___ Source data ___

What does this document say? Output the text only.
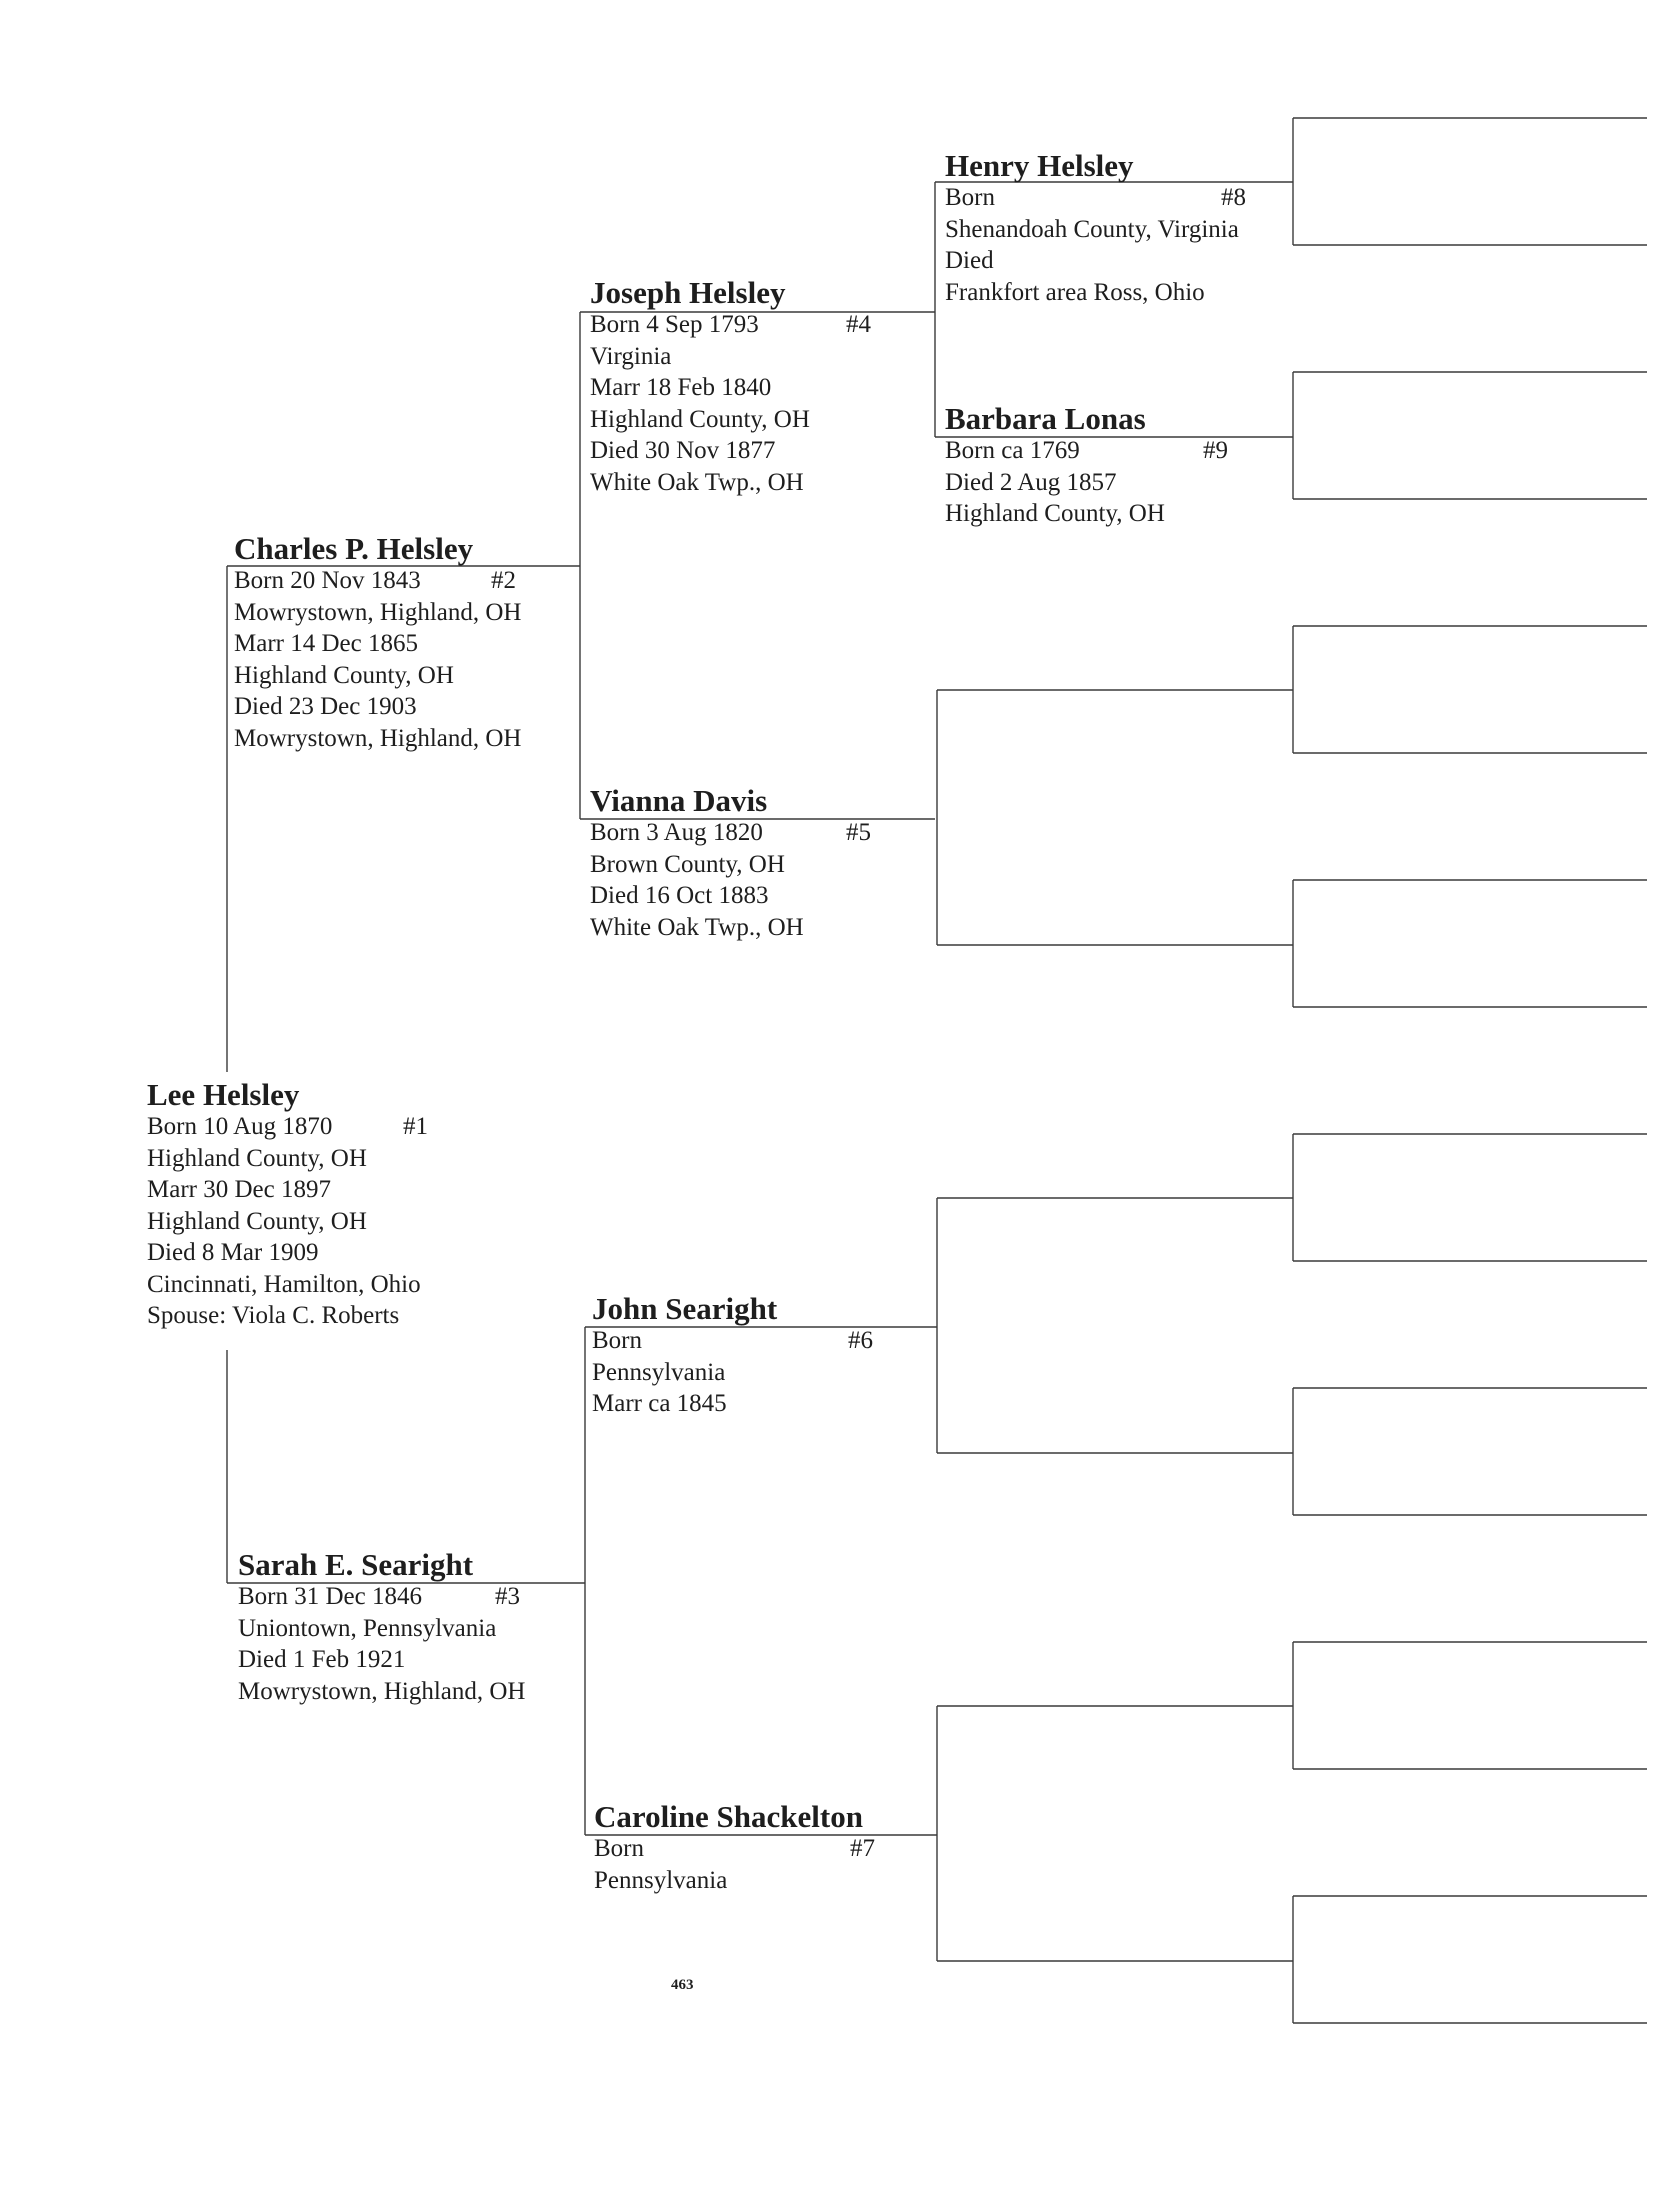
Lee Helsley
Born 10 Aug 1870	#1
Highland County, OH
Marr 30 Dec 1897
Highland County, OH
Died 8 Mar 1909
Cincinnati, Hamilton, Ohio
Spouse: Viola C. Roberts
Charles P. Helsley
Born 20 Nov 1843	#2
Mowrystown, Highland, OH
Marr 14 Dec 1865
Highland County, OH
Died 23 Dec 1903
Mowrystown, Highland, OH
Sarah E. Searight
Born 31 Dec 1846	#3
Uniontown, Pennsylvania
Died 1 Feb 1921
Mowrystown, Highland, OH
Joseph Helsley
Born 4 Sep 1793	#4
Virginia
Marr 18 Feb 1840
Highland County, OH
Died 30 Nov 1877
White Oak Twp., OH
Vianna Davis
Born 3 Aug 1820	#5
Brown County, OH
Died 16 Oct 1883
White Oak Twp., OH
John Searight
Born	#6
Pennsylvania
Marr ca 1845
Caroline Shackelton
Born	#7
Pennsylvania
Henry Helsley
Born	#8
Shenandoah County, Virginia
Died
Frankfort area Ross, Ohio
Barbara Lonas
Born ca 1769	#9
Died 2 Aug 1857
Highland County, OH
463
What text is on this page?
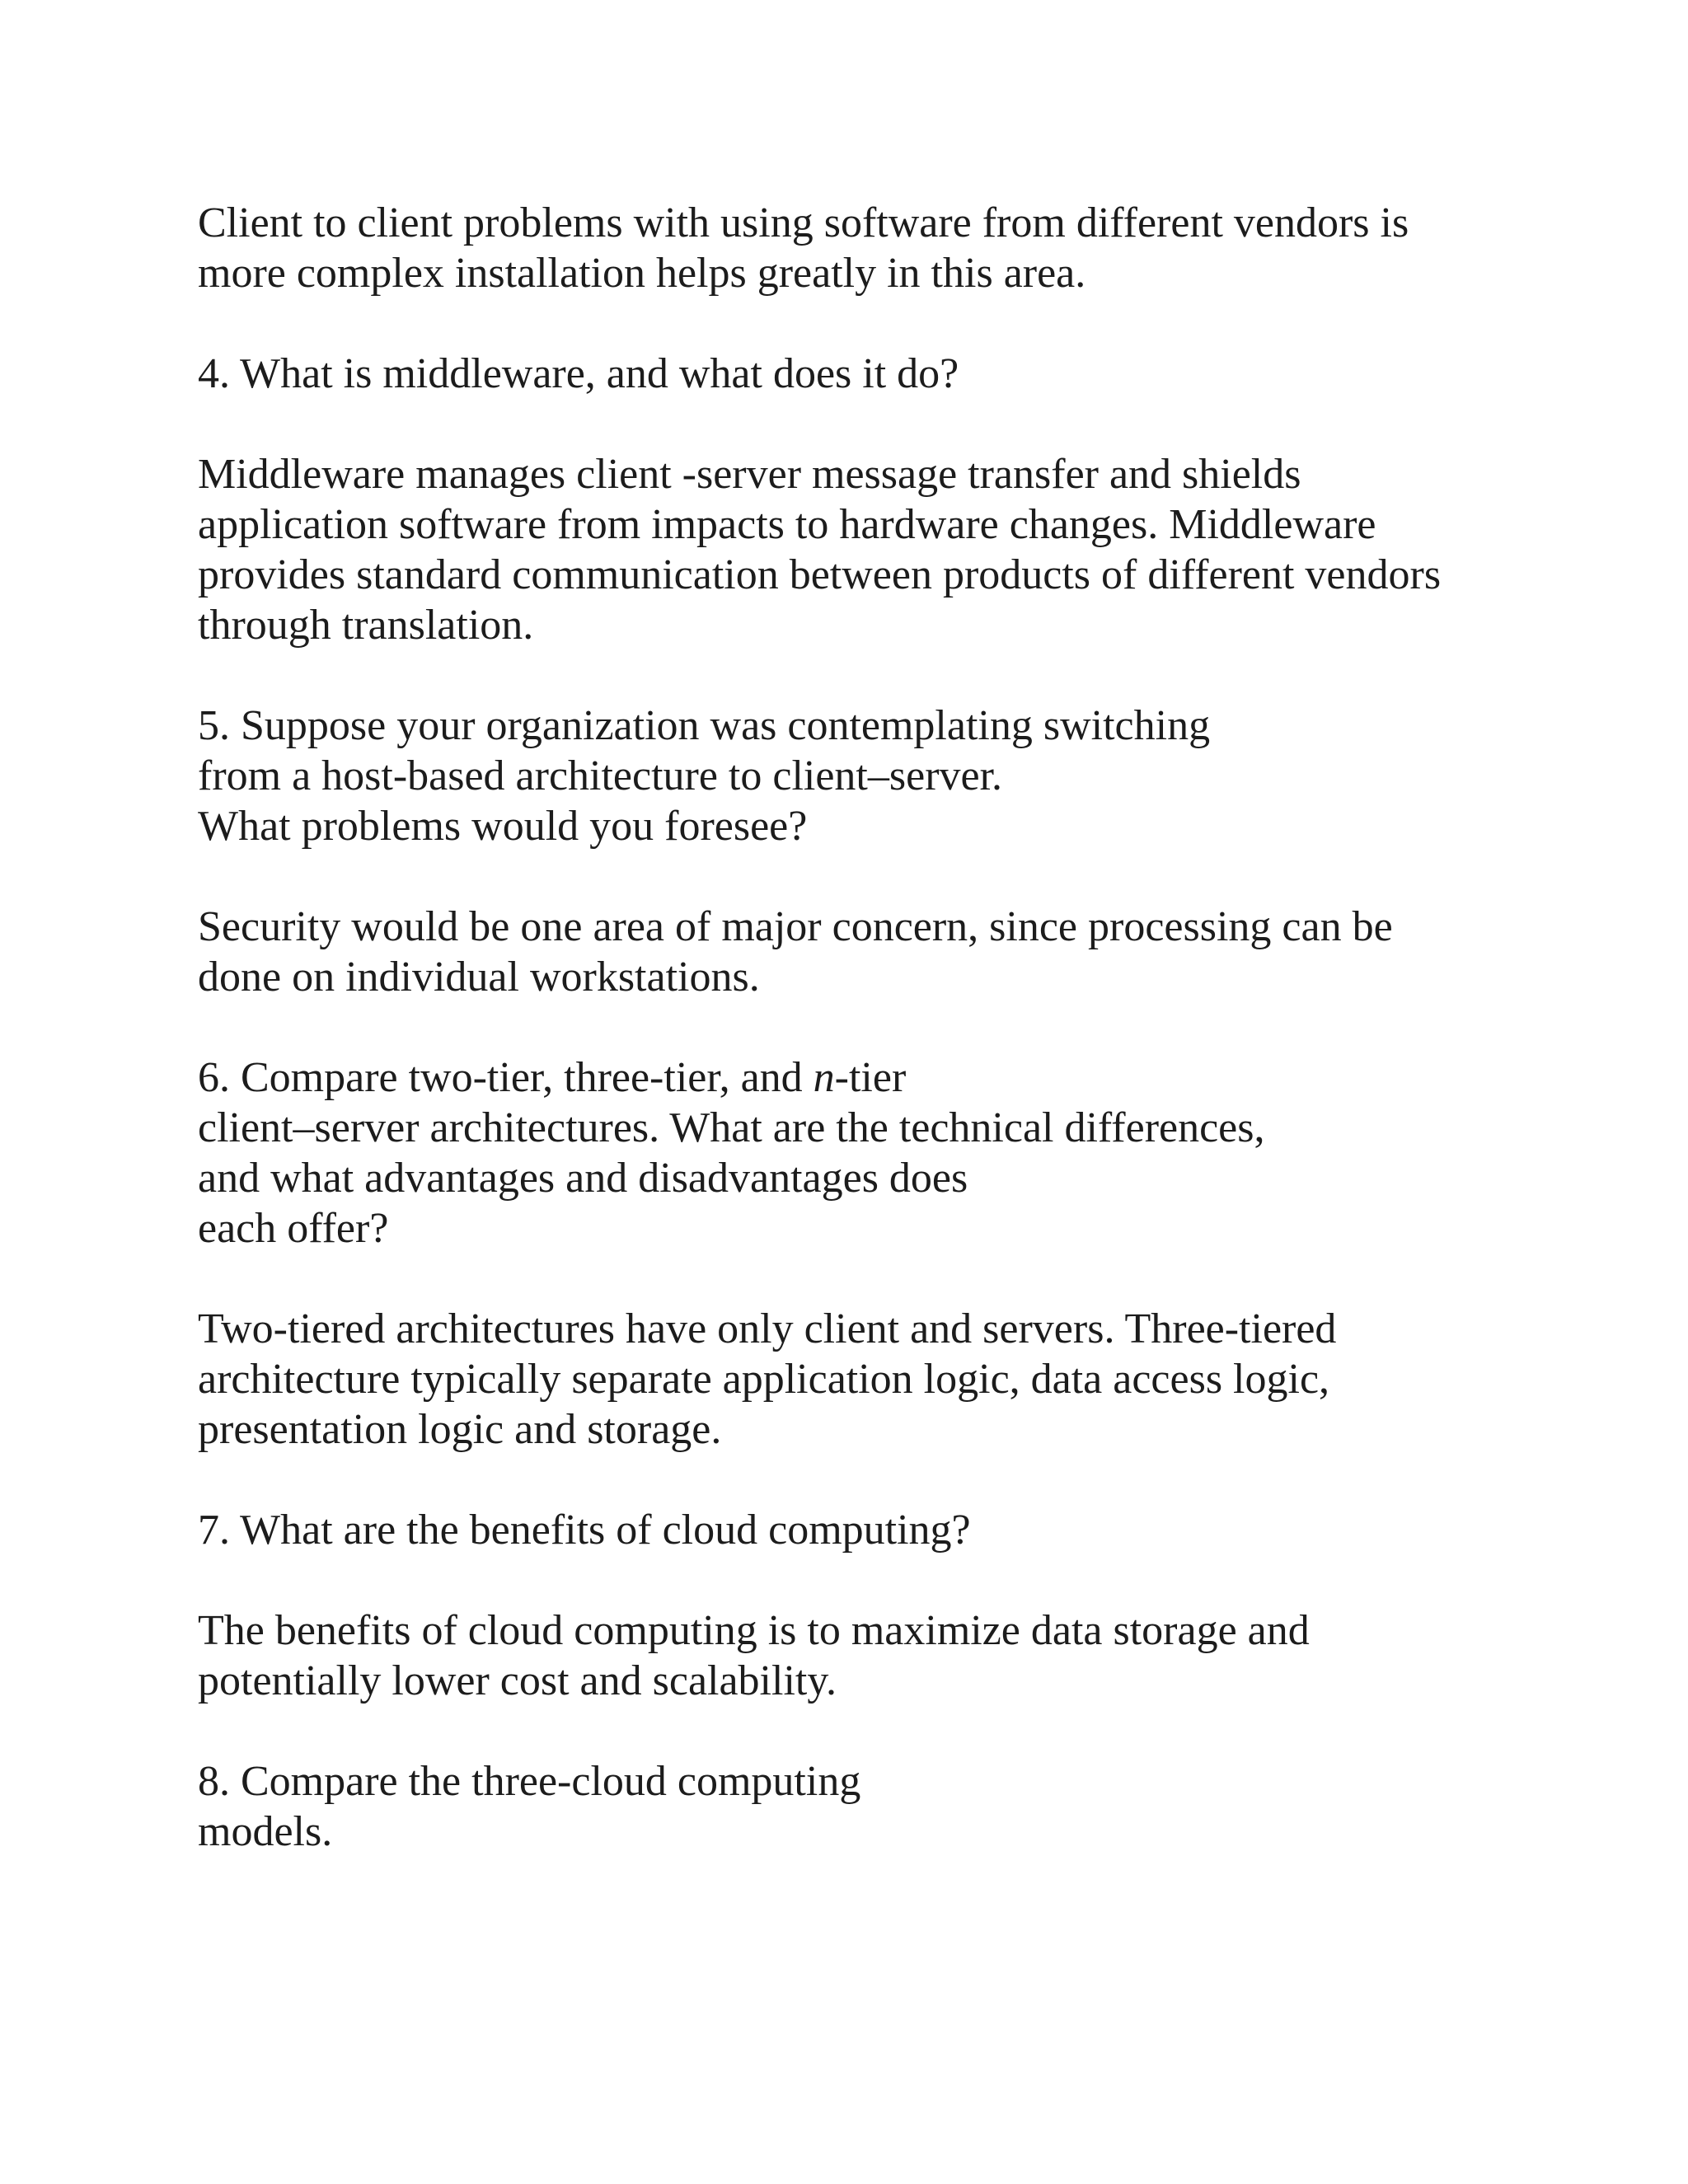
Client to client problems with using software from different vendors is
more complex installation helps greatly in this area.
4. What is middleware, and what does it do?
Middleware manages client -server message transfer and shields
application software from impacts to hardware changes. Middleware
provides standard communication between products of different vendors
through translation.
5. Suppose your organization was contemplating switching
from a host-based architecture to client–server.
What problems would you foresee?
Security would be one area of major concern, since processing can be
done on individual workstations.
6. Compare two-tier, three-tier, and n-tier
client–server architectures. What are the technical differences,
and what advantages and disadvantages does
each offer?
Two-tiered architectures have only client and servers. Three-tiered
architecture typically separate application logic, data access logic,
presentation logic and storage.
7. What are the benefits of cloud computing?
The benefits of cloud computing is to maximize data storage and
potentially lower cost and scalability.
8. Compare the three-cloud computing
models.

___

◆ Objective: Look through the listing above. Pick out each line with "area" and copy it.

◆ Reply:
Frankfort area Ross, Ohio
more complex installation helps greatly in this area.
Security would be one area of major concern, since processing can be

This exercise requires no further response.